Given request: Can you rewrite the items starting at the line containing "legend-label: Combined b/g" and ending at the line containing "legend-label: LBP +" as a numbered list, leaving out any blank lines?

---------------

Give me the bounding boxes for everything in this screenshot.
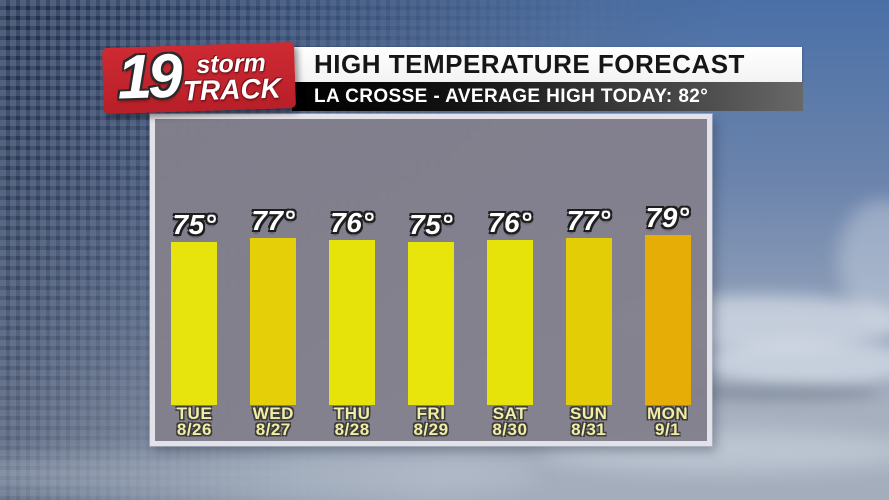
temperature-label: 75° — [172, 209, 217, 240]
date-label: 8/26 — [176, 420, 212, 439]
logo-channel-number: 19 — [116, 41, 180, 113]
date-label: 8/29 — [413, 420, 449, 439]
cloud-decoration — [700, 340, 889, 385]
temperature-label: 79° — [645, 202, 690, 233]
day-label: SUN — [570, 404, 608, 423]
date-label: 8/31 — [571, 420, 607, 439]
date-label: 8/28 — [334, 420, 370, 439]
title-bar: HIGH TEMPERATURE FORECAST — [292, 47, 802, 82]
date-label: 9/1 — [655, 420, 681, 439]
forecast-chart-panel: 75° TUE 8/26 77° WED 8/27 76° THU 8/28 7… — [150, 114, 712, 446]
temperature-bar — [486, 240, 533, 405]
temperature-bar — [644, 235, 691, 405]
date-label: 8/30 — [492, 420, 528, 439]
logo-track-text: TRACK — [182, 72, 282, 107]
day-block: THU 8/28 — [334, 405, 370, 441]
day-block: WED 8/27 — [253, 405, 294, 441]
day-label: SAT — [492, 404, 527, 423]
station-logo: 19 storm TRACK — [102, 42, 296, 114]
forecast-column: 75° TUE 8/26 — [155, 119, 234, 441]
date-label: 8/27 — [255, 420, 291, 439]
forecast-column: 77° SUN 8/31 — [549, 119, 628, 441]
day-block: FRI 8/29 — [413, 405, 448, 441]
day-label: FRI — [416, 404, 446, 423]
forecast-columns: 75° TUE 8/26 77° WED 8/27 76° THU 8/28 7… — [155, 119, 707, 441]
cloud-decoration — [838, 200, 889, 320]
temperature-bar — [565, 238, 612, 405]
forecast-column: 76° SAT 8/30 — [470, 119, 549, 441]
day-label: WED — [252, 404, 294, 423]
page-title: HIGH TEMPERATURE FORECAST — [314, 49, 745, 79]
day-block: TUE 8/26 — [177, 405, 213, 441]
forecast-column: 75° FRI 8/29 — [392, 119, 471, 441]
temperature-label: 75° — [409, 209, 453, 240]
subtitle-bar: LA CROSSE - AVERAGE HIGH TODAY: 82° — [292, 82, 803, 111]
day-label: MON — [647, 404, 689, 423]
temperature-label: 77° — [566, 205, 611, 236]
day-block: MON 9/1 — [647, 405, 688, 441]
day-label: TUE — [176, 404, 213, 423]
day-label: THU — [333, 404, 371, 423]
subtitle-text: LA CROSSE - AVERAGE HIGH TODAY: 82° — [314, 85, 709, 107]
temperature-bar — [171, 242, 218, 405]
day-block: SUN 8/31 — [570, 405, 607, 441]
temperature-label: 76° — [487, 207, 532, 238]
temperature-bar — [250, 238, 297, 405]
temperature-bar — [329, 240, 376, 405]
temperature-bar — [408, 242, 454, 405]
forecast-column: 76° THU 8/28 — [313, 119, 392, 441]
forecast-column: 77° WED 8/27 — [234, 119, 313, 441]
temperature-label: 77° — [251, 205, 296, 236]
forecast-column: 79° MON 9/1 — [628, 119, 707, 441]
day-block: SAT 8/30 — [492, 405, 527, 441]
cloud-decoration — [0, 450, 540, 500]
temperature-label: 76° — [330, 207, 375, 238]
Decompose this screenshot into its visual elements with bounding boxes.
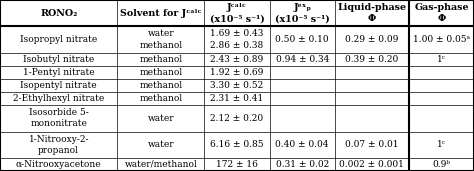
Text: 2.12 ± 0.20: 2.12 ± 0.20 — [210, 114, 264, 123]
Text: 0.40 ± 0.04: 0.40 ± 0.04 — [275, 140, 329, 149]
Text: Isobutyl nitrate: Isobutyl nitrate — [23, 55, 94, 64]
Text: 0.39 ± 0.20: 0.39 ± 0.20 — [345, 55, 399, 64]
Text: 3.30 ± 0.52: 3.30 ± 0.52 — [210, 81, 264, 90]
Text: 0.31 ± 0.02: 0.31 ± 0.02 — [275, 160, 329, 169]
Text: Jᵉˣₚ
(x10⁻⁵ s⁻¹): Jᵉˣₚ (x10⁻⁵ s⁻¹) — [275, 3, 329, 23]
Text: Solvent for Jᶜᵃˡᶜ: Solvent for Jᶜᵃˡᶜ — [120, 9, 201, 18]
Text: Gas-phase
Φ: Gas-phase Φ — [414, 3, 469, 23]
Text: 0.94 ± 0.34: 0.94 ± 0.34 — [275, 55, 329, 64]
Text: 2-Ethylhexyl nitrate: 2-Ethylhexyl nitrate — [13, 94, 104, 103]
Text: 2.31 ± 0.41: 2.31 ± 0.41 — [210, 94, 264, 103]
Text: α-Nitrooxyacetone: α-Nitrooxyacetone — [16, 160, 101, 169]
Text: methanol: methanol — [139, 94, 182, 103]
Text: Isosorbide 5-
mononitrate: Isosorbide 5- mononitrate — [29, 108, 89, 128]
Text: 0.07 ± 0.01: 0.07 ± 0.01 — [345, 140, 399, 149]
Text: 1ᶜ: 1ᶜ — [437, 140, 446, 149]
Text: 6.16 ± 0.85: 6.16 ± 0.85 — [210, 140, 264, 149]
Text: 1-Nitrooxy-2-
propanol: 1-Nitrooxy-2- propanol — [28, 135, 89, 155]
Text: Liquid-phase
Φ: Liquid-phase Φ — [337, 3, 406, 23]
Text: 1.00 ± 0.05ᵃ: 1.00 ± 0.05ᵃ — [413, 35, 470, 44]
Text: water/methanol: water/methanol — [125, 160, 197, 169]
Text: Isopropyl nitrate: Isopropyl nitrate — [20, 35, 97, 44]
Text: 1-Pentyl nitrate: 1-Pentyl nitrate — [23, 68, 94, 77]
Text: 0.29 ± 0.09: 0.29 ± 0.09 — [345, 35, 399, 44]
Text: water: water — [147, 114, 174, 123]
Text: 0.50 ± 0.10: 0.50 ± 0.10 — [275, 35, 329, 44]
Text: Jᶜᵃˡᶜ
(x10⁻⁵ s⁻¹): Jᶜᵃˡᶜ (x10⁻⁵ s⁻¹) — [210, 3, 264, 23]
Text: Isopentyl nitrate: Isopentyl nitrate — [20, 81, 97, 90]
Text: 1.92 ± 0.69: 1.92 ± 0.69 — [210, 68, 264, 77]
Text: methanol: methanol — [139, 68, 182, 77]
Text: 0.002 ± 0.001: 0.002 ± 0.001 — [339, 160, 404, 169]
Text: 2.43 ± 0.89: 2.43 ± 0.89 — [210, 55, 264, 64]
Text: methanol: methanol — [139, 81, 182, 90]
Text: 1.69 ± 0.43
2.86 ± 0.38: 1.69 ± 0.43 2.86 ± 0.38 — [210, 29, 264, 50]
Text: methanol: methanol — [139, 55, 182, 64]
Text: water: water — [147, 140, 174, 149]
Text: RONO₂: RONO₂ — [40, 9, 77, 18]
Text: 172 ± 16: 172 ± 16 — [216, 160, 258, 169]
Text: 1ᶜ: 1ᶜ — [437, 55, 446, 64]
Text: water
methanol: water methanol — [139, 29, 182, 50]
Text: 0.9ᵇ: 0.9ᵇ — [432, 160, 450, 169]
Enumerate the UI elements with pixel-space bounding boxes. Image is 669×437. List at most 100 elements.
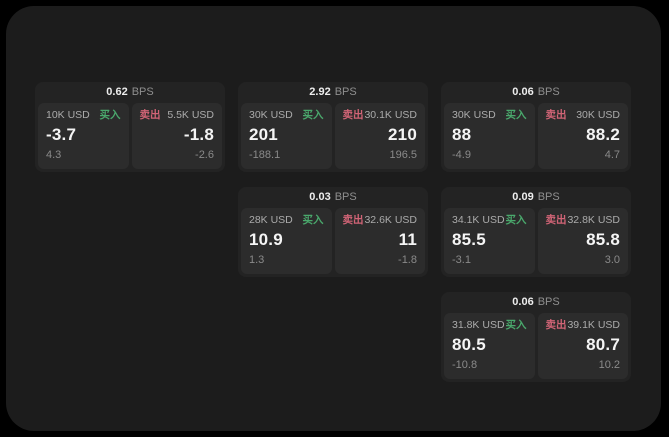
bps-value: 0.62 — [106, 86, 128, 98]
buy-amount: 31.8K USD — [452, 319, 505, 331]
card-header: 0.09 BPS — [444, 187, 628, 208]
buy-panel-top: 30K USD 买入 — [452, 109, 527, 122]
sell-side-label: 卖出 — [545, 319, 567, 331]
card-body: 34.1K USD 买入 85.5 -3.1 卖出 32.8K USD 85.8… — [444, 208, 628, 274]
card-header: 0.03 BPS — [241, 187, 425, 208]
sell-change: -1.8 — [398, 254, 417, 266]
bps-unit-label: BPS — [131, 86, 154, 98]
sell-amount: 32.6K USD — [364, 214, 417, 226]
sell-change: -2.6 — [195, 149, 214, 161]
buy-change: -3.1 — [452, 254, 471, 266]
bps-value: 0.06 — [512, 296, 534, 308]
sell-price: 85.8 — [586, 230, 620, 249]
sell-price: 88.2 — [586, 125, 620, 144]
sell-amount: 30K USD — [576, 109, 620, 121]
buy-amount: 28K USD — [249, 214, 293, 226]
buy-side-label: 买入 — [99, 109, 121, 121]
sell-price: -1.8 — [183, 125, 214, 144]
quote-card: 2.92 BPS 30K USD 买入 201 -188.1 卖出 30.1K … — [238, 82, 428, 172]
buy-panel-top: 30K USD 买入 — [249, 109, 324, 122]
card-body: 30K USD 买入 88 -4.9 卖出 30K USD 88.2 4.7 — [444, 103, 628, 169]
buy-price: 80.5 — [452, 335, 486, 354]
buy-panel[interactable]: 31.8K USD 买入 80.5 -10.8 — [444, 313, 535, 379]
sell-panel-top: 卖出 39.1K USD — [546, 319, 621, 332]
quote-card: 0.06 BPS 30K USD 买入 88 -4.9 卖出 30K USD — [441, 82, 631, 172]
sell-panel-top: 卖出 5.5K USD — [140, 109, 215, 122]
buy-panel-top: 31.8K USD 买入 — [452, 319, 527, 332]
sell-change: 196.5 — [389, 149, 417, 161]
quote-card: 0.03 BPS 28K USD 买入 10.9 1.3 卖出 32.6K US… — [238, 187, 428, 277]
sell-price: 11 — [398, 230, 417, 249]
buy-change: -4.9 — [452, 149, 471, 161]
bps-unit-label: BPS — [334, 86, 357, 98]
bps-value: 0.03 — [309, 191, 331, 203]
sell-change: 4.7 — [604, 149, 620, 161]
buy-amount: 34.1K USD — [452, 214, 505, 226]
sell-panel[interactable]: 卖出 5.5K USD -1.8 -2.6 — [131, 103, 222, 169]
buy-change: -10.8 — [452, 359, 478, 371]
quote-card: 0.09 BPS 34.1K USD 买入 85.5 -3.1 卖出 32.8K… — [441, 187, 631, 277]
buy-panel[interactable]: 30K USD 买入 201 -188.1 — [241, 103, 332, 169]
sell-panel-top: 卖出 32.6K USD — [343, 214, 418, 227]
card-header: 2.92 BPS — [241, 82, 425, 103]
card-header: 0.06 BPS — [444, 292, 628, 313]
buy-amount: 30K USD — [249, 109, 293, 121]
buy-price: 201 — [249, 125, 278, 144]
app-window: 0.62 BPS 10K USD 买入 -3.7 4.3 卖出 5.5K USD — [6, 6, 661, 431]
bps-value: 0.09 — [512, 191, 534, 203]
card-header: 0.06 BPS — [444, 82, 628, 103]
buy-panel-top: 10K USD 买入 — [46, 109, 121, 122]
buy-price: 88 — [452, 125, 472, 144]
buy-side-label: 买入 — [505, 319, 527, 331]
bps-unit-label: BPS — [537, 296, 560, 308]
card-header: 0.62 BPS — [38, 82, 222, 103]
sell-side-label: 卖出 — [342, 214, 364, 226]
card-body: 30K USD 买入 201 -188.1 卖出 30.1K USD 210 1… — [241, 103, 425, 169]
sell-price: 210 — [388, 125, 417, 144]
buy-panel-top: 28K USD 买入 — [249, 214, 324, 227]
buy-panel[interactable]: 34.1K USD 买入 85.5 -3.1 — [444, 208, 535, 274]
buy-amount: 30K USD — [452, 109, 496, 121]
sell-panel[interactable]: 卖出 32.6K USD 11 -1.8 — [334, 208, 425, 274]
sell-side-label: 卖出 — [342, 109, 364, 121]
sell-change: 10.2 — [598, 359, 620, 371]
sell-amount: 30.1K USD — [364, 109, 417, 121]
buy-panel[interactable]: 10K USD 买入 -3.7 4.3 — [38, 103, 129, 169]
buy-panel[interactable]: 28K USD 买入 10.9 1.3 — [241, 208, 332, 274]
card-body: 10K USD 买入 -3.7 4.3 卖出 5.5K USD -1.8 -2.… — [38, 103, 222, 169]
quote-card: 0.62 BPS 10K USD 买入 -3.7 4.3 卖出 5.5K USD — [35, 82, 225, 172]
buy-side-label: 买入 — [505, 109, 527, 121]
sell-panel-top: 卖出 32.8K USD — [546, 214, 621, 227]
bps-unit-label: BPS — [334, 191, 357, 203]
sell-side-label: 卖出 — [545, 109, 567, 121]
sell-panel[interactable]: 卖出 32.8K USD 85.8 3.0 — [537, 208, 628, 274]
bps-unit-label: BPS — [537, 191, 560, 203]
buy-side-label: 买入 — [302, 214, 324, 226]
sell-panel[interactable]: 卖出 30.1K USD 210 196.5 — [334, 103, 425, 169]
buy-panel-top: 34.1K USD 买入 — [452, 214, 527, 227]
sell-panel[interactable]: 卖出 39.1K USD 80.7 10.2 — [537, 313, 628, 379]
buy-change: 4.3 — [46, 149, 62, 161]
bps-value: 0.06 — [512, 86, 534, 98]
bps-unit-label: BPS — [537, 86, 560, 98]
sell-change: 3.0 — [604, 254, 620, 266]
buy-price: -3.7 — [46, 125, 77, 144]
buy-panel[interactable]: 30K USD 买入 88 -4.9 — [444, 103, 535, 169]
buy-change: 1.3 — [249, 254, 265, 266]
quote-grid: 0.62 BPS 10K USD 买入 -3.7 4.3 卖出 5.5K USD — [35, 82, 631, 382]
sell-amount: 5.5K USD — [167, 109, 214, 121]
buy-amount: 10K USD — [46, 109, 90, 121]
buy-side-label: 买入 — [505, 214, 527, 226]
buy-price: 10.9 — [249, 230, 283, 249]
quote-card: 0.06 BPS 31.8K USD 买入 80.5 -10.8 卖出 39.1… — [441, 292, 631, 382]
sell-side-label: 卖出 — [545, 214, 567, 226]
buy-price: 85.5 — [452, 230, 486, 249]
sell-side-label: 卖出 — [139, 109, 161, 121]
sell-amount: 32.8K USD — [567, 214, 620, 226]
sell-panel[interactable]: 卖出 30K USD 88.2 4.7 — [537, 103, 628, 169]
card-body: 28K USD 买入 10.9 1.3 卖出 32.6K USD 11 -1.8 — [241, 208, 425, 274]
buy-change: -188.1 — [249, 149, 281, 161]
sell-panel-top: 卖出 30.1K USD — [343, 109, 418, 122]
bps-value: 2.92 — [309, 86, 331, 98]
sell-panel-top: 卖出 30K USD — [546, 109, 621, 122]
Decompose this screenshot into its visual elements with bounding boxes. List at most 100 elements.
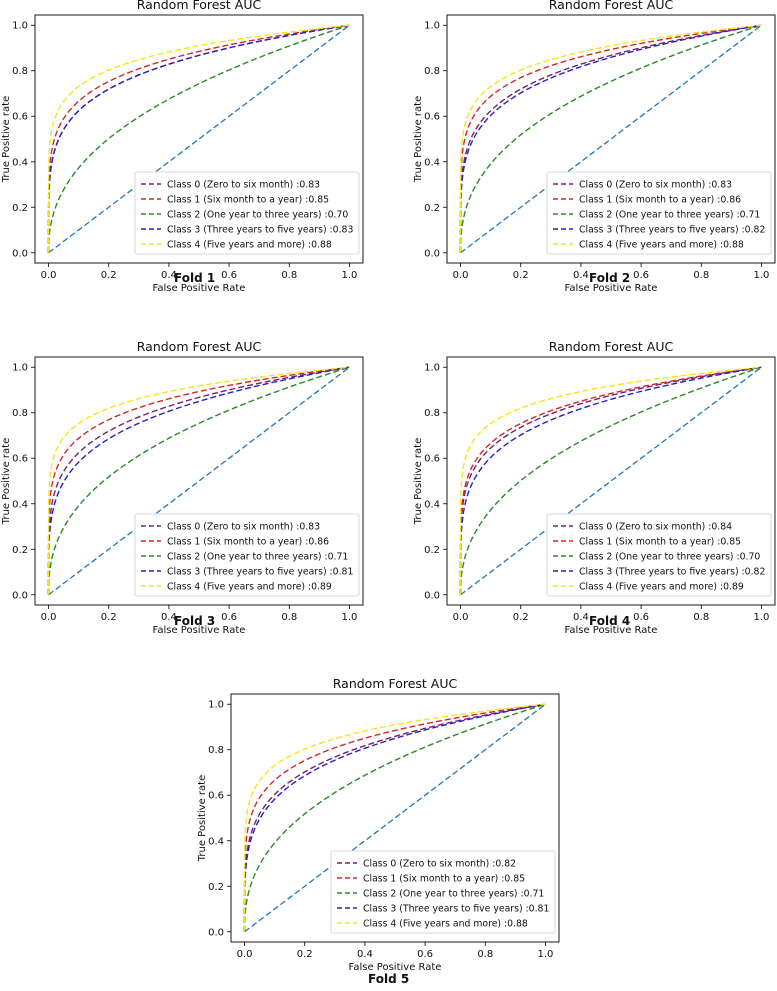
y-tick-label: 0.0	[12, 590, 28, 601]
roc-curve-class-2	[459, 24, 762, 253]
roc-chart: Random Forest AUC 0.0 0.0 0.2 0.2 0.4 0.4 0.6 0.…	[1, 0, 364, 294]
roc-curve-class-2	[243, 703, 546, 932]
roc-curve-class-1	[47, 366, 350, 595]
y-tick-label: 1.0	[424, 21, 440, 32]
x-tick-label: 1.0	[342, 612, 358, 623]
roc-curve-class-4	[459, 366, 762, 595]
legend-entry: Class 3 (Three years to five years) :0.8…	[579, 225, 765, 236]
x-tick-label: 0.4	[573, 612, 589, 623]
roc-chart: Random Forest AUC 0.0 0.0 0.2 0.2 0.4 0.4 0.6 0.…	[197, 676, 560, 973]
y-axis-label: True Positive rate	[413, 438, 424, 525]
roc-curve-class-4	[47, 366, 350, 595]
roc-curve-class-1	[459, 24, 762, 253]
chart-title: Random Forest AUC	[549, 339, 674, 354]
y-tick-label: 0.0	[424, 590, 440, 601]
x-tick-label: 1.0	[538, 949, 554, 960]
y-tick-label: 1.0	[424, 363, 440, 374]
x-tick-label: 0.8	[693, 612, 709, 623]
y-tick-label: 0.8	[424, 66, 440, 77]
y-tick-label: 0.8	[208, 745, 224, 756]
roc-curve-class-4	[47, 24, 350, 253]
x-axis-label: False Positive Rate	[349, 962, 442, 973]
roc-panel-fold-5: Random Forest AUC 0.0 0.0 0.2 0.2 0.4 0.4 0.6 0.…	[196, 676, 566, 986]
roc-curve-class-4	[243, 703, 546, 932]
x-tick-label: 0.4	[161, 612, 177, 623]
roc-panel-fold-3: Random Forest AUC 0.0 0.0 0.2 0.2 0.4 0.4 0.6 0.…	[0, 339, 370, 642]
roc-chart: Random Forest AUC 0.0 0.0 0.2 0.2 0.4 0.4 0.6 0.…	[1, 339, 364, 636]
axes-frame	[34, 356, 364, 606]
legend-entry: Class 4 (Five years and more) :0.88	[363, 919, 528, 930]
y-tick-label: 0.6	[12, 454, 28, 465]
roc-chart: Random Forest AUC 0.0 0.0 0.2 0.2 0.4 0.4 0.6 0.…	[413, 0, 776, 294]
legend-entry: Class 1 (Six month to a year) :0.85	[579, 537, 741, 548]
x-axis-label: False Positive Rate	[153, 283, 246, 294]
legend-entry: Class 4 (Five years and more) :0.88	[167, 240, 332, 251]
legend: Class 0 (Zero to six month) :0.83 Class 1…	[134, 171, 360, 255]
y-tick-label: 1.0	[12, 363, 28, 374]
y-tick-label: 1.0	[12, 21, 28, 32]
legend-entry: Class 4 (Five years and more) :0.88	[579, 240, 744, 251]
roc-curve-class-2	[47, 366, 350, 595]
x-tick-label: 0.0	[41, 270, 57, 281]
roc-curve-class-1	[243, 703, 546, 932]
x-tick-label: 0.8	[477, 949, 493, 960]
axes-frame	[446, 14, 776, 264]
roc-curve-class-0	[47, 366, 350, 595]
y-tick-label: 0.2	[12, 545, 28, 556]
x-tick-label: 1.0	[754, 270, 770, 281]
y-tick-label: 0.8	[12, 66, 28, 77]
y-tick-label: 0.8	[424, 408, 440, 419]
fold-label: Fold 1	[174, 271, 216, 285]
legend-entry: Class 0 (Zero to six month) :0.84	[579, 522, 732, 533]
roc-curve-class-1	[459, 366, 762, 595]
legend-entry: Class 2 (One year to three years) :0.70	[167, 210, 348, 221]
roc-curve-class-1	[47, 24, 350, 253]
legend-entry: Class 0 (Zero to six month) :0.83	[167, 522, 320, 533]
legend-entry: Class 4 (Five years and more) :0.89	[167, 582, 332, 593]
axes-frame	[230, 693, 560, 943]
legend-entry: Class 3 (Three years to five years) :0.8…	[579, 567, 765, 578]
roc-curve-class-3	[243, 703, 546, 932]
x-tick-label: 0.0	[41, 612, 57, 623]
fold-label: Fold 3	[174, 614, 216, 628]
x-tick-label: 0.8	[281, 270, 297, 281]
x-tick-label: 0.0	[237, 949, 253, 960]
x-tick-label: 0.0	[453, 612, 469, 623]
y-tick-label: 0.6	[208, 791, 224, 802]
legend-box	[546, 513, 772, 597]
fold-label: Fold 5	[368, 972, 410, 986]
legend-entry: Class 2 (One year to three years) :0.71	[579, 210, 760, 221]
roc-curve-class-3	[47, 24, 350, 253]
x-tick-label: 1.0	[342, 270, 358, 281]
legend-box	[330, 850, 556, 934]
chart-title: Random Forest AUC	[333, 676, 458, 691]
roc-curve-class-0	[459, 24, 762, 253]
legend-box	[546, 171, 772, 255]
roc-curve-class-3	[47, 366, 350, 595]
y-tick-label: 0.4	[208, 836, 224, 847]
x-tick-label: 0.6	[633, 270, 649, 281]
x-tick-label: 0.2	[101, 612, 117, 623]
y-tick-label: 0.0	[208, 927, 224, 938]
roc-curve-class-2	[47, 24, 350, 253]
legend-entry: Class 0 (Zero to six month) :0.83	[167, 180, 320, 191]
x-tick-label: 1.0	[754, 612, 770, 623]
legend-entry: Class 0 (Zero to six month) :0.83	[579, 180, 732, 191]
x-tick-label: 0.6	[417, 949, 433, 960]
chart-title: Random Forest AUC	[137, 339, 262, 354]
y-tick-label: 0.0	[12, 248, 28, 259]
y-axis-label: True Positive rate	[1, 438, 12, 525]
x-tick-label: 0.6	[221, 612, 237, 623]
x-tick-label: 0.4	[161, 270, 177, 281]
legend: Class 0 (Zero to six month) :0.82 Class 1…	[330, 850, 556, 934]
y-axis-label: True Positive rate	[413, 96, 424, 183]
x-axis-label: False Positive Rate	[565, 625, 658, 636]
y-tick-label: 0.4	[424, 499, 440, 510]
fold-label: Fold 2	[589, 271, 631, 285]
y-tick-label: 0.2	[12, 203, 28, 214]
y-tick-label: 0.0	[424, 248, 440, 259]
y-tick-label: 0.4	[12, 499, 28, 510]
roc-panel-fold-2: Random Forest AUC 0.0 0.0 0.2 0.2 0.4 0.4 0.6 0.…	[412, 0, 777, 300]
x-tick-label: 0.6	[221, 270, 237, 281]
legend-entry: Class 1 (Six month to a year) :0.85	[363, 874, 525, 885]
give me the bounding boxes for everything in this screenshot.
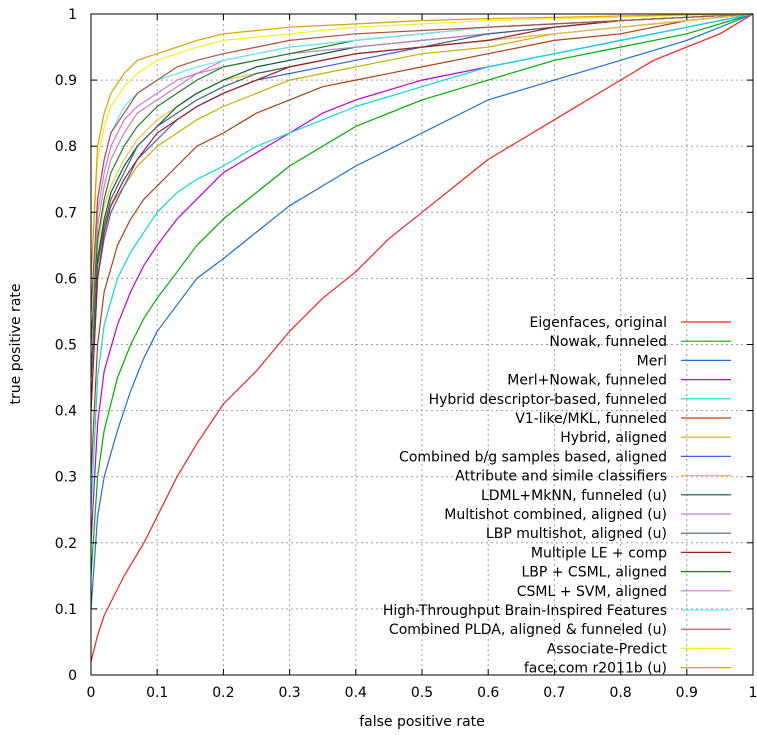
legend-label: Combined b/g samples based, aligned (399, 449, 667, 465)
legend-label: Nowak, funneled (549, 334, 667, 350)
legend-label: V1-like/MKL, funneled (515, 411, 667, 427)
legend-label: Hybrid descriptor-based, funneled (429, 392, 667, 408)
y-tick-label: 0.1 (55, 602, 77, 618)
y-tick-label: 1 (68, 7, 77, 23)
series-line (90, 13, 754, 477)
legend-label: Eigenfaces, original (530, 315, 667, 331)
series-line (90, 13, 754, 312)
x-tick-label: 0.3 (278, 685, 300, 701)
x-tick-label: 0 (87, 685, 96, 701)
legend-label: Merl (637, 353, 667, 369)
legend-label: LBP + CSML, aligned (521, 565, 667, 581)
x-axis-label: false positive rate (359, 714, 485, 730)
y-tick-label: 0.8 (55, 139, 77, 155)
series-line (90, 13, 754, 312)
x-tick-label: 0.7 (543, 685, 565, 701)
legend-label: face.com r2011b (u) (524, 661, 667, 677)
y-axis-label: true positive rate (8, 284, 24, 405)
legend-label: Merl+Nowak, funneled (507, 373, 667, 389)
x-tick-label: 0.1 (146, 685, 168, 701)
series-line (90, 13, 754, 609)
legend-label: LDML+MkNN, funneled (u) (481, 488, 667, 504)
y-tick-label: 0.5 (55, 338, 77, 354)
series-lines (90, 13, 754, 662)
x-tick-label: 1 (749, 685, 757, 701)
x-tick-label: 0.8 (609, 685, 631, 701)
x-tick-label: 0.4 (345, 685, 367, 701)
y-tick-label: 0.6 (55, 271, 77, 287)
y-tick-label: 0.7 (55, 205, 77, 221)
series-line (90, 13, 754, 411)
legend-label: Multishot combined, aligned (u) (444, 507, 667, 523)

---------------

Response to the task:
1. legend-label: Combined b/g samples based, aligned (399, 449, 667, 465)
2. legend-label: Nowak, funneled (549, 334, 667, 350)
3. legend-label: V1-like/MKL, funneled (515, 411, 667, 427)
4. legend-label: Hybrid descriptor-based, funneled (429, 392, 667, 408)
5. y-tick-label: 0.1 (55, 602, 77, 618)
6. y-tick-label: 1 (68, 7, 77, 23)
7. series-line (90, 13, 754, 477)
8. legend-label: Eigenfaces, original (530, 315, 667, 331)
9. series-line (90, 13, 754, 312)
10. x-tick-label: 0.3 (278, 685, 300, 701)
11. x-tick-label: 0 (87, 685, 96, 701)
12. legend-label: Merl (637, 353, 667, 369)
13. legend-label: LBP + CSML, aligned (521, 565, 667, 581)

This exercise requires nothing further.